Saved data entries
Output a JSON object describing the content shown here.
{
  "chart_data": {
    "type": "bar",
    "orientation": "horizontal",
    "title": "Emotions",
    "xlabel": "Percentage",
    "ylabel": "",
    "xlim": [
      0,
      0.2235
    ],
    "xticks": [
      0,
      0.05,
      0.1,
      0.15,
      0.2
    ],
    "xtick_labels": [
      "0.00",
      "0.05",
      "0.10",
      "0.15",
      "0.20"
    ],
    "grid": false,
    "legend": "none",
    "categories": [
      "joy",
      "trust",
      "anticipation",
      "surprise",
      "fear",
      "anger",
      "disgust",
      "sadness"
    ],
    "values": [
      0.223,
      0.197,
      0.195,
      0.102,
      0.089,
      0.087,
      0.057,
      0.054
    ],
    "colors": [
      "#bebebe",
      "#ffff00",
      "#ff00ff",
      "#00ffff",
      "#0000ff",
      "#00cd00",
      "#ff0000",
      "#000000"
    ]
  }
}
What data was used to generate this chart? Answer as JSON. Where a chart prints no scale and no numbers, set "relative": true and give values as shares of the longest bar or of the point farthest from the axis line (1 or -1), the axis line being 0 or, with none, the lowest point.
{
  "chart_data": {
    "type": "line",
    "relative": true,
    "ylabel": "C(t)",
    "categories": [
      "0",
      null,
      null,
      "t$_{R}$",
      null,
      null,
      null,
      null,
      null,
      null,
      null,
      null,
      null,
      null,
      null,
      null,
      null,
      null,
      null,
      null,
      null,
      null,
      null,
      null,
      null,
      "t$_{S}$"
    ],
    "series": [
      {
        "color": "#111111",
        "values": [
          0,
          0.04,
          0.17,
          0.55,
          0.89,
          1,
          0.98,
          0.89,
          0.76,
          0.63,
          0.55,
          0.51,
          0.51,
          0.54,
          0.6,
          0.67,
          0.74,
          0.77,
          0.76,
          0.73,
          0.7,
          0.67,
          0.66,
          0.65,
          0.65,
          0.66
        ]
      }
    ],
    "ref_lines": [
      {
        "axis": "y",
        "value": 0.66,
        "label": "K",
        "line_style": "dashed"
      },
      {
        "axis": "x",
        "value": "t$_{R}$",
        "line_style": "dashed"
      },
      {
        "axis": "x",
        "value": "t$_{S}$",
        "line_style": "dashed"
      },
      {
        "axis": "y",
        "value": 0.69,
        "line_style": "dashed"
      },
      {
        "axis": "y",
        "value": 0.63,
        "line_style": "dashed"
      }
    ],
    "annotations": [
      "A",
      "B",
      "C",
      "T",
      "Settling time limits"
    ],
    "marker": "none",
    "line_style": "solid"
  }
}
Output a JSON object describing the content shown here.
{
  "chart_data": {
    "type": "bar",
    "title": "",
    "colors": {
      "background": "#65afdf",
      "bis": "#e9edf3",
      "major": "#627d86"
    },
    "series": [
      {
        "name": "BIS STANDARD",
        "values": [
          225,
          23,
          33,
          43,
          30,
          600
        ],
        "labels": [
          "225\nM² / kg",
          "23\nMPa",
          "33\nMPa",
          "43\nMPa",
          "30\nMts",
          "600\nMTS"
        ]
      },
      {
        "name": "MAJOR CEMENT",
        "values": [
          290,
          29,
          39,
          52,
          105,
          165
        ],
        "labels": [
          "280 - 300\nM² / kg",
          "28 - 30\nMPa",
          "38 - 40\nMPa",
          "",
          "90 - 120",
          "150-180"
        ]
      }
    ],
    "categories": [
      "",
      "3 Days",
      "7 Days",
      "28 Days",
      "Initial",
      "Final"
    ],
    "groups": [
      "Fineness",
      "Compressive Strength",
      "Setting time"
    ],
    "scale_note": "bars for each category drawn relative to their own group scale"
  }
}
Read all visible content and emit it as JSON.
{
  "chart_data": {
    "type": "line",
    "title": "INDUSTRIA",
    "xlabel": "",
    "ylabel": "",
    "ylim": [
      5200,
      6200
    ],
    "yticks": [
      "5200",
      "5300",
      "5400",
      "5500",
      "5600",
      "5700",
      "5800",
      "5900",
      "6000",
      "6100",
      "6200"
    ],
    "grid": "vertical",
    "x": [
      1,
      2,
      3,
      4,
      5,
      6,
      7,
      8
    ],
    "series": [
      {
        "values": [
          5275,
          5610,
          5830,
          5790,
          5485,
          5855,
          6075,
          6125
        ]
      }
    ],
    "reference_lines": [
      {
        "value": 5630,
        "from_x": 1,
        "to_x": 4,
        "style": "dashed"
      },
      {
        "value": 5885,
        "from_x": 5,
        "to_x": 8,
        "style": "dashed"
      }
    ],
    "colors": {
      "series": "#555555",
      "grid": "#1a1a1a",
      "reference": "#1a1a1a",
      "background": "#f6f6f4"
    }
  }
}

● **Exercise aim**:
Looking at the material above, count the lines containing the string "title" and reply with the count alone.

● **Worked answer**:
3